Saved data entries »
= = = =
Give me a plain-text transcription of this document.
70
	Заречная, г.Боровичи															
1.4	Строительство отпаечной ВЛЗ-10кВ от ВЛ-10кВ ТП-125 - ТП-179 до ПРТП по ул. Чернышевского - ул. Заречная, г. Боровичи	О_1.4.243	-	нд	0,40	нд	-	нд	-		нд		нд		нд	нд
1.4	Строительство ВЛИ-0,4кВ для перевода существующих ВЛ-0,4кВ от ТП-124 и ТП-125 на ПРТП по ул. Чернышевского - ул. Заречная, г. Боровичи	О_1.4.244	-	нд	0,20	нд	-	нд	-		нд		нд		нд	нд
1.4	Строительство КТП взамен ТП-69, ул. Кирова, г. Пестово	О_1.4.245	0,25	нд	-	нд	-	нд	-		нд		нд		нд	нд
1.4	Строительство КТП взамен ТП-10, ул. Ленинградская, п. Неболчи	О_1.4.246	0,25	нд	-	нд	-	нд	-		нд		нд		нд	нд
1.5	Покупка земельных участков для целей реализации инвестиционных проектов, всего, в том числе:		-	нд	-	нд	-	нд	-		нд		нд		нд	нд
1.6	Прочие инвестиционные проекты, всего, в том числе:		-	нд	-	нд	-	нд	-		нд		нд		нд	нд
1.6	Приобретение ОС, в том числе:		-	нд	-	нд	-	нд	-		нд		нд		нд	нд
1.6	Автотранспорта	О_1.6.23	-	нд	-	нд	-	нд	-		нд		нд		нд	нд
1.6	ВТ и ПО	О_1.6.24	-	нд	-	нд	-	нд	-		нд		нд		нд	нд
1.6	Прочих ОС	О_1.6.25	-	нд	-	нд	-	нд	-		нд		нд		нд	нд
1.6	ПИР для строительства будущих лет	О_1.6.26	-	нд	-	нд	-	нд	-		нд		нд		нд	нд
= = = =
Short task » Extract each record, keeping it identical to the original.

Final result »
Give me a plain-text transcription of this document.
70
	Заречная, г.Боровичи															
1.4	Строительство отпаечной ВЛЗ-10кВ от ВЛ-10кВ ТП-125 - ТП-179 до ПРТП по ул. Чернышевского - ул. Заречная, г. Боровичи	О_1.4.243	-	нд	0,40	нд	-	нд	-		нд		нд		нд	нд
1.4	Строительство ВЛИ-0,4кВ для перевода существующих ВЛ-0,4кВ от ТП-124 и ТП-125 на ПРТП по ул. Чернышевского - ул. Заречная, г. Боровичи	О_1.4.244	-	нд	0,20	нд	-	нд	-		нд		нд		нд	нд
1.4	Строительство КТП взамен ТП-69, ул. Кирова, г. Пестово	О_1.4.245	0,25	нд	-	нд	-	нд	-		нд		нд		нд	нд
1.4	Строительство КТП взамен ТП-10, ул. Ленинградская, п. Неболчи	О_1.4.246	0,25	нд	-	нд	-	нд	-		нд		нд		нд	нд
1.5	Покупка земельных участков для целей реализации инвестиционных проектов, всего, в том числе:		-	нд	-	нд	-	нд	-		нд		нд		нд	нд
1.6	Прочие инвестиционные проекты, всего, в том числе:		-	нд	-	нд	-	нд	-		нд		нд		нд	нд
1.6	Приобретение ОС, в том числе:		-	нд	-	нд	-	нд	-		нд		нд		нд	нд
1.6	Автотранспорта	О_1.6.23	-	нд	-	нд	-	нд	-		нд		нд		нд	нд
1.6	ВТ и ПО	О_1.6.24	-	нд	-	нд	-	нд	-		нд		нд		нд	нд
1.6	Прочих ОС	О_1.6.25	-	нд	-	нд	-	нд	-		нд		нд		нд	нд
1.6	ПИР для строительства будущих лет	О_1.6.26	-	нд	-	нд	-	нд	-		нд		нд		нд	нд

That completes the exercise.